- What to do:
Please output the lines shown below exactly as they appear.

- Records for the task:
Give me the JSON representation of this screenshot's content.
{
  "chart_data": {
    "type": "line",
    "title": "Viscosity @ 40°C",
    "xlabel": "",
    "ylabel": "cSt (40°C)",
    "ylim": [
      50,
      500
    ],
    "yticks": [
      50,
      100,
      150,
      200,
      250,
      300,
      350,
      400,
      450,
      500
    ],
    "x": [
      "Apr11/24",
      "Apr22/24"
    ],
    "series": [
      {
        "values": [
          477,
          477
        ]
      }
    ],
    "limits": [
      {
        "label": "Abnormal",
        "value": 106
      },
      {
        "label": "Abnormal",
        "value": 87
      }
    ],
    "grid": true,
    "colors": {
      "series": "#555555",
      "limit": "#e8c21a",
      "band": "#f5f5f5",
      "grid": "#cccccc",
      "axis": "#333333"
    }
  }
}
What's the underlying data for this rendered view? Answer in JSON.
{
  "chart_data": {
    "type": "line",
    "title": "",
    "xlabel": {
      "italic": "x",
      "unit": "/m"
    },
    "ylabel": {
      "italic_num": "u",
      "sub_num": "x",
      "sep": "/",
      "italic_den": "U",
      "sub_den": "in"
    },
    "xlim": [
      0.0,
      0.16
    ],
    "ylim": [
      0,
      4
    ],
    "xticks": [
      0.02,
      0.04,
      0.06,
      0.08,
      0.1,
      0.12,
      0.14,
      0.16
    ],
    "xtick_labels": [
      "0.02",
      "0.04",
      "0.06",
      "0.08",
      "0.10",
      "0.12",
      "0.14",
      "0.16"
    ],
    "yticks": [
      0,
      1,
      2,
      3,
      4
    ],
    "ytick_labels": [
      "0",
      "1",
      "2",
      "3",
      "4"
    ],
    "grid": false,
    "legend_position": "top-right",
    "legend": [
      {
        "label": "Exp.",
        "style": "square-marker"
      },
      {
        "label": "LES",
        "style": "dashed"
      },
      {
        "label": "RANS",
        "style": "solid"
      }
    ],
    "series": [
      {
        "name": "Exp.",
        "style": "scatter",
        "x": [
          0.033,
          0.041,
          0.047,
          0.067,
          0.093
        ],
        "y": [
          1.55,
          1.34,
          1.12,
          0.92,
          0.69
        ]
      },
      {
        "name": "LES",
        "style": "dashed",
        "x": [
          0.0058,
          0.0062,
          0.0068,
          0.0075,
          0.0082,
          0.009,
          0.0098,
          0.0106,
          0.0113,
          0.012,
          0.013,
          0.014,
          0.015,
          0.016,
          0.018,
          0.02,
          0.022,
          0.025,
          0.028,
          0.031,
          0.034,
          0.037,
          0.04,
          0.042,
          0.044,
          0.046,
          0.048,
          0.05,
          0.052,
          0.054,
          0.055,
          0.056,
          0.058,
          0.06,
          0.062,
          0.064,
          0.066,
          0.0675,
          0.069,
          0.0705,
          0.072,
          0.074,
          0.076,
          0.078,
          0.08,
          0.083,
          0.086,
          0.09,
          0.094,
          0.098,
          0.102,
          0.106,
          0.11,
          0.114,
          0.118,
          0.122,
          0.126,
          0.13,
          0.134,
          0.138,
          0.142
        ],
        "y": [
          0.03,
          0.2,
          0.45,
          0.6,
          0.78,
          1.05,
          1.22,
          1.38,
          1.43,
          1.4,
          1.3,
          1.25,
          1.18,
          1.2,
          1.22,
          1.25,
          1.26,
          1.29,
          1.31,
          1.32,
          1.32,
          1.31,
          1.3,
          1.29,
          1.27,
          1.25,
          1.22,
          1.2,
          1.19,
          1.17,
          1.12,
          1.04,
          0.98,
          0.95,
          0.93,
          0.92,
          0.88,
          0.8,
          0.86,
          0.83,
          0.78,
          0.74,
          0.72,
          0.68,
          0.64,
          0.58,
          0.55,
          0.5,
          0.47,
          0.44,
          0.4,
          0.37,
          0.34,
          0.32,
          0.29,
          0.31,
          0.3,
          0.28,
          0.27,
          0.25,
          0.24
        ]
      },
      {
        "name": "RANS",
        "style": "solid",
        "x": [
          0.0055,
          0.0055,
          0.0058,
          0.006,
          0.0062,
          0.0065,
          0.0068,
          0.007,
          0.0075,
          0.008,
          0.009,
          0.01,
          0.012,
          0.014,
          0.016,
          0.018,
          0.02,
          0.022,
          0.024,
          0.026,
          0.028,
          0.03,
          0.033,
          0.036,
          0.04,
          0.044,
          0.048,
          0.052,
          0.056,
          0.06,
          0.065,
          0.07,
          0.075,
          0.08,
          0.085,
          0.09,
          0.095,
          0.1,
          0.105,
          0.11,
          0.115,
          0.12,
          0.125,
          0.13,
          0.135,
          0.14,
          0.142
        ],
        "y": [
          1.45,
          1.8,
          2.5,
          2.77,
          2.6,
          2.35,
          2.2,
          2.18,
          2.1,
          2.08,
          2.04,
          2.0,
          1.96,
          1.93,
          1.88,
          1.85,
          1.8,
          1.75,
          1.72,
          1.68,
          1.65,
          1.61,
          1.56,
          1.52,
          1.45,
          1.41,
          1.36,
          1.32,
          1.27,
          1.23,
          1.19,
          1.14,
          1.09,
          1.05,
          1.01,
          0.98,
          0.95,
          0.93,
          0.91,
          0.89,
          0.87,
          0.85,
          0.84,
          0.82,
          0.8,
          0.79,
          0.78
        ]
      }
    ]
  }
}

- Answer to this task:
Give me the JSON representation of this screenshot's content.
{
  "chart_data": {
    "type": "line",
    "title": "Viscosity @ 40°C",
    "xlabel": "",
    "ylabel": "cSt (40°C)",
    "ylim": [
      50,
      500
    ],
    "yticks": [
      50,
      100,
      150,
      200,
      250,
      300,
      350,
      400,
      450,
      500
    ],
    "x": [
      "Apr11/24",
      "Apr22/24"
    ],
    "series": [
      {
        "values": [
          477,
          477
        ]
      }
    ],
    "limits": [
      {
        "label": "Abnormal",
        "value": 106
      },
      {
        "label": "Abnormal",
        "value": 87
      }
    ],
    "grid": true,
    "colors": {
      "series": "#555555",
      "limit": "#e8c21a",
      "band": "#f5f5f5",
      "grid": "#cccccc",
      "axis": "#333333"
    }
  }
}
What's the underlying data for this rendered view? Answer in JSON.
{
  "chart_data": {
    "type": "line",
    "title": "",
    "xlabel": {
      "italic": "x",
      "unit": "/m"
    },
    "ylabel": {
      "italic_num": "u",
      "sub_num": "x",
      "sep": "/",
      "italic_den": "U",
      "sub_den": "in"
    },
    "xlim": [
      0.0,
      0.16
    ],
    "ylim": [
      0,
      4
    ],
    "xticks": [
      0.02,
      0.04,
      0.06,
      0.08,
      0.1,
      0.12,
      0.14,
      0.16
    ],
    "xtick_labels": [
      "0.02",
      "0.04",
      "0.06",
      "0.08",
      "0.10",
      "0.12",
      "0.14",
      "0.16"
    ],
    "yticks": [
      0,
      1,
      2,
      3,
      4
    ],
    "ytick_labels": [
      "0",
      "1",
      "2",
      "3",
      "4"
    ],
    "grid": false,
    "legend_position": "top-right",
    "legend": [
      {
        "label": "Exp.",
        "style": "square-marker"
      },
      {
        "label": "LES",
        "style": "dashed"
      },
      {
        "label": "RANS",
        "style": "solid"
      }
    ],
    "series": [
      {
        "name": "Exp.",
        "style": "scatter",
        "x": [
          0.033,
          0.041,
          0.047,
          0.067,
          0.093
        ],
        "y": [
          1.55,
          1.34,
          1.12,
          0.92,
          0.69
        ]
      },
      {
        "name": "LES",
        "style": "dashed",
        "x": [
          0.0058,
          0.0062,
          0.0068,
          0.0075,
          0.0082,
          0.009,
          0.0098,
          0.0106,
          0.0113,
          0.012,
          0.013,
          0.014,
          0.015,
          0.016,
          0.018,
          0.02,
          0.022,
          0.025,
          0.028,
          0.031,
          0.034,
          0.037,
          0.04,
          0.042,
          0.044,
          0.046,
          0.048,
          0.05,
          0.052,
          0.054,
          0.055,
          0.056,
          0.058,
          0.06,
          0.062,
          0.064,
          0.066,
          0.0675,
          0.069,
          0.0705,
          0.072,
          0.074,
          0.076,
          0.078,
          0.08,
          0.083,
          0.086,
          0.09,
          0.094,
          0.098,
          0.102,
          0.106,
          0.11,
          0.114,
          0.118,
          0.122,
          0.126,
          0.13,
          0.134,
          0.138,
          0.142
        ],
        "y": [
          0.03,
          0.2,
          0.45,
          0.6,
          0.78,
          1.05,
          1.22,
          1.38,
          1.43,
          1.4,
          1.3,
          1.25,
          1.18,
          1.2,
          1.22,
          1.25,
          1.26,
          1.29,
          1.31,
          1.32,
          1.32,
          1.31,
          1.3,
          1.29,
          1.27,
          1.25,
          1.22,
          1.2,
          1.19,
          1.17,
          1.12,
          1.04,
          0.98,
          0.95,
          0.93,
          0.92,
          0.88,
          0.8,
          0.86,
          0.83,
          0.78,
          0.74,
          0.72,
          0.68,
          0.64,
          0.58,
          0.55,
          0.5,
          0.47,
          0.44,
          0.4,
          0.37,
          0.34,
          0.32,
          0.29,
          0.31,
          0.3,
          0.28,
          0.27,
          0.25,
          0.24
        ]
      },
      {
        "name": "RANS",
        "style": "solid",
        "x": [
          0.0055,
          0.0055,
          0.0058,
          0.006,
          0.0062,
          0.0065,
          0.0068,
          0.007,
          0.0075,
          0.008,
          0.009,
          0.01,
          0.012,
          0.014,
          0.016,
          0.018,
          0.02,
          0.022,
          0.024,
          0.026,
          0.028,
          0.03,
          0.033,
          0.036,
          0.04,
          0.044,
          0.048,
          0.052,
          0.056,
          0.06,
          0.065,
          0.07,
          0.075,
          0.08,
          0.085,
          0.09,
          0.095,
          0.1,
          0.105,
          0.11,
          0.115,
          0.12,
          0.125,
          0.13,
          0.135,
          0.14,
          0.142
        ],
        "y": [
          1.45,
          1.8,
          2.5,
          2.77,
          2.6,
          2.35,
          2.2,
          2.18,
          2.1,
          2.08,
          2.04,
          2.0,
          1.96,
          1.93,
          1.88,
          1.85,
          1.8,
          1.75,
          1.72,
          1.68,
          1.65,
          1.61,
          1.56,
          1.52,
          1.45,
          1.41,
          1.36,
          1.32,
          1.27,
          1.23,
          1.19,
          1.14,
          1.09,
          1.05,
          1.01,
          0.98,
          0.95,
          0.93,
          0.91,
          0.89,
          0.87,
          0.85,
          0.84,
          0.82,
          0.8,
          0.79,
          0.78
        ]
      }
    ]
  }
}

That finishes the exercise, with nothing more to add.